**Work to do:**
Take each line containing the word "Science" and copy it.

Records from a data collection
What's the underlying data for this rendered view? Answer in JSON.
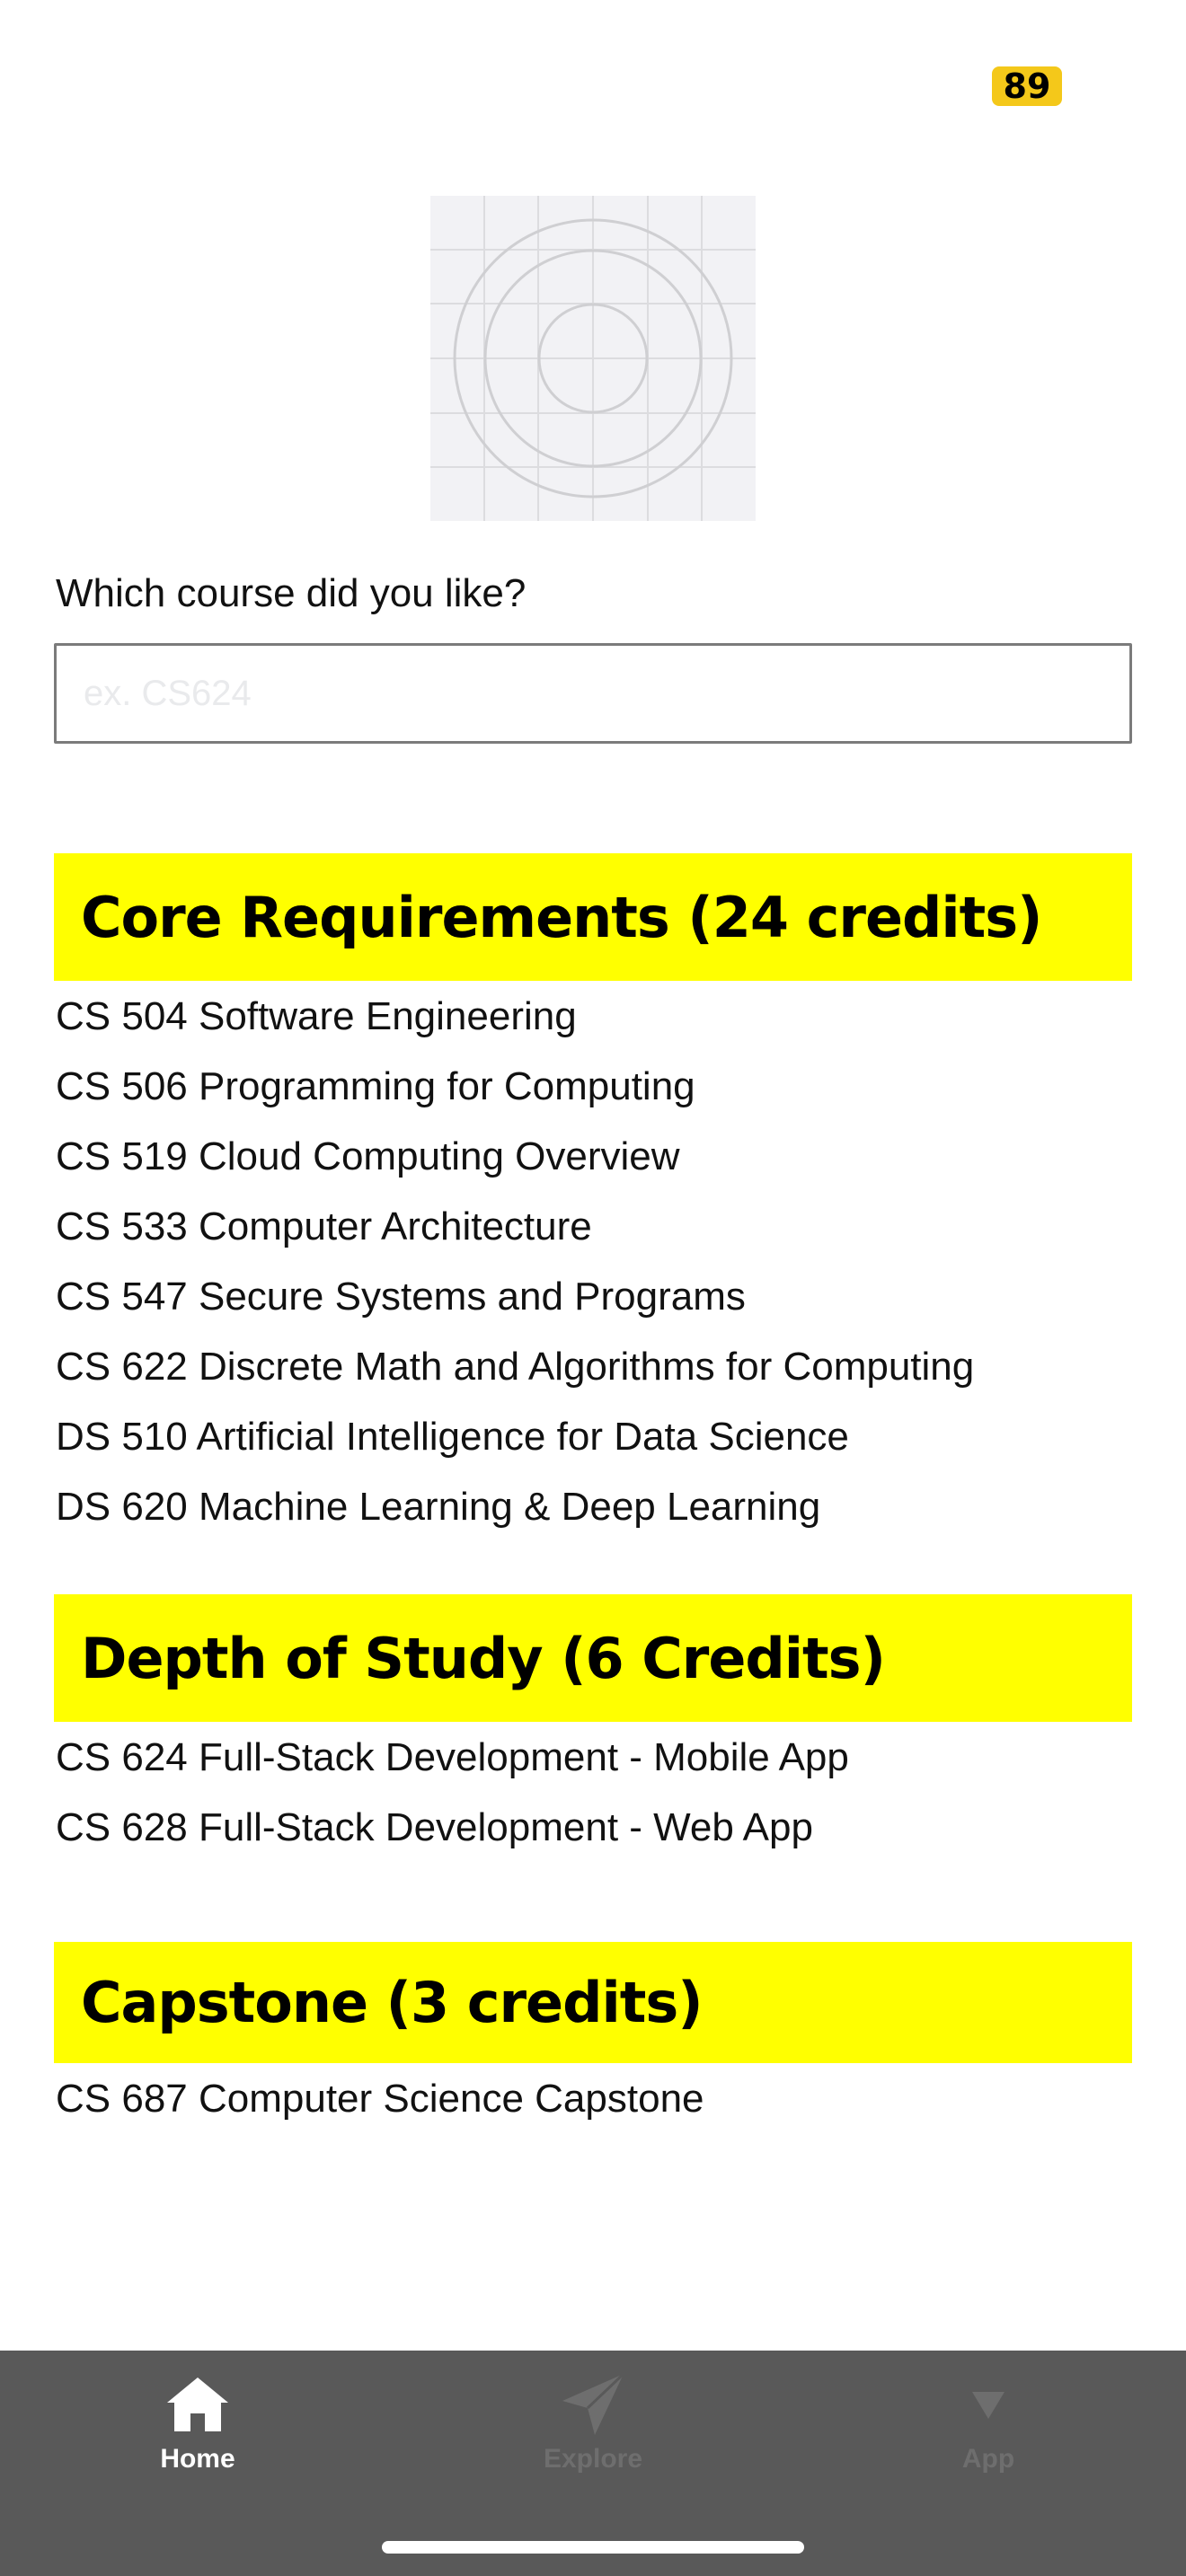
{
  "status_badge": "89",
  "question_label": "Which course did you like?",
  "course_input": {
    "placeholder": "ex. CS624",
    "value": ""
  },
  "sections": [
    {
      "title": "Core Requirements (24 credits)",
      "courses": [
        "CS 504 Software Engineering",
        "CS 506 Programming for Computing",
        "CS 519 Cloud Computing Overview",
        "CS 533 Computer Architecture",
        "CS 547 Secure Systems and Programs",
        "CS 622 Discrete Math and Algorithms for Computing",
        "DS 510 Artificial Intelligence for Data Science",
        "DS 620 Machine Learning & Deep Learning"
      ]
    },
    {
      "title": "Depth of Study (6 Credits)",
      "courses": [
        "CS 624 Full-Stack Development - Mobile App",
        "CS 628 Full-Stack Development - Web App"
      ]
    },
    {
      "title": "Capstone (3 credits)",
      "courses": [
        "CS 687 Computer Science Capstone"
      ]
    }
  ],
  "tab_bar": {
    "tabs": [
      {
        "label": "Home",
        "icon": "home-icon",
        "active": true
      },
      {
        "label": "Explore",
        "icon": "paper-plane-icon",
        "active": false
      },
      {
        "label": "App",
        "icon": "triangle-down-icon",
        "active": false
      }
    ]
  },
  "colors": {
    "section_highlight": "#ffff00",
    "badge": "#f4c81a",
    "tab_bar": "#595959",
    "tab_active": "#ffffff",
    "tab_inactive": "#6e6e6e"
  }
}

---

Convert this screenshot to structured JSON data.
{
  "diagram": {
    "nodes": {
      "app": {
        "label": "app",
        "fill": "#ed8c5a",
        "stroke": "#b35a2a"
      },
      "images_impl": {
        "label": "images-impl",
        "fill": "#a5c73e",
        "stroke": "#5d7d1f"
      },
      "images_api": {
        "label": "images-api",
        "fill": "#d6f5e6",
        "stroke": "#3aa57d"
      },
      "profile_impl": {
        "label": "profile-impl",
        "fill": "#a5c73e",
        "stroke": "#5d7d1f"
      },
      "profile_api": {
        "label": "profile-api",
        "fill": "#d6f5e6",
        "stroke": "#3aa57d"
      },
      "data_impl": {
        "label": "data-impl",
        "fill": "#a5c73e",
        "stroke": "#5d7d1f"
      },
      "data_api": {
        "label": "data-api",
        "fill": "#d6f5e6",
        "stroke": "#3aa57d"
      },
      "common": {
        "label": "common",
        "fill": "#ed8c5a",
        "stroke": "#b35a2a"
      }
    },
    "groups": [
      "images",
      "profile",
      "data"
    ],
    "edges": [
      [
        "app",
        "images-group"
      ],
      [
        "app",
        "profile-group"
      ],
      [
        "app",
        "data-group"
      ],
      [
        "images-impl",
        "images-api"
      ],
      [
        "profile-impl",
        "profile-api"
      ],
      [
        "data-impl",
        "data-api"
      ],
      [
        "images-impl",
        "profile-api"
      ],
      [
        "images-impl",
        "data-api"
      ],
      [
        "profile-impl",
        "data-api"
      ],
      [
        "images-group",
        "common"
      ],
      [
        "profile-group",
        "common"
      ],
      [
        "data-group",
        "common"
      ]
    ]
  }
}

**Result of the task:**
        "DS 510 Artificial Intelligence for Data Science",
        "CS 687 Computer Science Capstone"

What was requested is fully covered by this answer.